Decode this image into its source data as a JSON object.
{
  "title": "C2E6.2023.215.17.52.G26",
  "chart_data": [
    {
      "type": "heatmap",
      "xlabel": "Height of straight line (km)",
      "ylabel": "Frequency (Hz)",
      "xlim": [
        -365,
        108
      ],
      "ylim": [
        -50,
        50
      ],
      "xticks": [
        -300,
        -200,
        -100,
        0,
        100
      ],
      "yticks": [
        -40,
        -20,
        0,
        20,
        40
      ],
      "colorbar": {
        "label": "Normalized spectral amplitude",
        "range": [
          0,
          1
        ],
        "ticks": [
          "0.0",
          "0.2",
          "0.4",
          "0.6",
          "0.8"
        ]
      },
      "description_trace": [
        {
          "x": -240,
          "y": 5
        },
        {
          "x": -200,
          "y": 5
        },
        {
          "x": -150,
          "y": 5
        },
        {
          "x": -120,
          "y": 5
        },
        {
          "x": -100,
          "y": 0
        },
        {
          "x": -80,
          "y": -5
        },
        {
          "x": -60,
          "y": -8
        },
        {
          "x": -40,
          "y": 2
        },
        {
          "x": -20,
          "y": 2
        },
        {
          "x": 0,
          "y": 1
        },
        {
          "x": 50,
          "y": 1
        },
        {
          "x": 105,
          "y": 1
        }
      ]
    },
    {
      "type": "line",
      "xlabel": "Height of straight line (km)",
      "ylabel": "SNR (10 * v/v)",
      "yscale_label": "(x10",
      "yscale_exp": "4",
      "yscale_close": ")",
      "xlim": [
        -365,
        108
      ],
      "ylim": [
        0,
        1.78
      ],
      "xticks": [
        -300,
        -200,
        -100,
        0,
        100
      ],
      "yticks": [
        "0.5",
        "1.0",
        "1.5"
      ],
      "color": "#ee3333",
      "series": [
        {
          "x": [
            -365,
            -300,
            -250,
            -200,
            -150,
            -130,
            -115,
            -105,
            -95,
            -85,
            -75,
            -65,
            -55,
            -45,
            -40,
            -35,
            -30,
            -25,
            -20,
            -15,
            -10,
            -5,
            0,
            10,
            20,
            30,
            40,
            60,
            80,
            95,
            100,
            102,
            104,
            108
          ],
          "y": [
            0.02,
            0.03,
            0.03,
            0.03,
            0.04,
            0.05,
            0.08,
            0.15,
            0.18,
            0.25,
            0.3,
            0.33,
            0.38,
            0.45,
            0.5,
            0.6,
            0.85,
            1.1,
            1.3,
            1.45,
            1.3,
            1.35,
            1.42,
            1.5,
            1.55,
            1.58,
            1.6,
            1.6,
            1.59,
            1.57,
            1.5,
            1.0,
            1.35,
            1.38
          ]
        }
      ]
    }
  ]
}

════════════════

• **Your objective**:
Each record above should be restated word for word.

• **Written answer**:
Decode this image into its source data as a JSON object.
{
  "title": "C2E6.2023.215.17.52.G26",
  "chart_data": [
    {
      "type": "heatmap",
      "xlabel": "Height of straight line (km)",
      "ylabel": "Frequency (Hz)",
      "xlim": [
        -365,
        108
      ],
      "ylim": [
        -50,
        50
      ],
      "xticks": [
        -300,
        -200,
        -100,
        0,
        100
      ],
      "yticks": [
        -40,
        -20,
        0,
        20,
        40
      ],
      "colorbar": {
        "label": "Normalized spectral amplitude",
        "range": [
          0,
          1
        ],
        "ticks": [
          "0.0",
          "0.2",
          "0.4",
          "0.6",
          "0.8"
        ]
      },
      "description_trace": [
        {
          "x": -240,
          "y": 5
        },
        {
          "x": -200,
          "y": 5
        },
        {
          "x": -150,
          "y": 5
        },
        {
          "x": -120,
          "y": 5
        },
        {
          "x": -100,
          "y": 0
        },
        {
          "x": -80,
          "y": -5
        },
        {
          "x": -60,
          "y": -8
        },
        {
          "x": -40,
          "y": 2
        },
        {
          "x": -20,
          "y": 2
        },
        {
          "x": 0,
          "y": 1
        },
        {
          "x": 50,
          "y": 1
        },
        {
          "x": 105,
          "y": 1
        }
      ]
    },
    {
      "type": "line",
      "xlabel": "Height of straight line (km)",
      "ylabel": "SNR (10 * v/v)",
      "yscale_label": "(x10",
      "yscale_exp": "4",
      "yscale_close": ")",
      "xlim": [
        -365,
        108
      ],
      "ylim": [
        0,
        1.78
      ],
      "xticks": [
        -300,
        -200,
        -100,
        0,
        100
      ],
      "yticks": [
        "0.5",
        "1.0",
        "1.5"
      ],
      "color": "#ee3333",
      "series": [
        {
          "x": [
            -365,
            -300,
            -250,
            -200,
            -150,
            -130,
            -115,
            -105,
            -95,
            -85,
            -75,
            -65,
            -55,
            -45,
            -40,
            -35,
            -30,
            -25,
            -20,
            -15,
            -10,
            -5,
            0,
            10,
            20,
            30,
            40,
            60,
            80,
            95,
            100,
            102,
            104,
            108
          ],
          "y": [
            0.02,
            0.03,
            0.03,
            0.03,
            0.04,
            0.05,
            0.08,
            0.15,
            0.18,
            0.25,
            0.3,
            0.33,
            0.38,
            0.45,
            0.5,
            0.6,
            0.85,
            1.1,
            1.3,
            1.45,
            1.3,
            1.35,
            1.42,
            1.5,
            1.55,
            1.58,
            1.6,
            1.6,
            1.59,
            1.57,
            1.5,
            1.0,
            1.35,
            1.38
          ]
        }
      ]
    }
  ]
}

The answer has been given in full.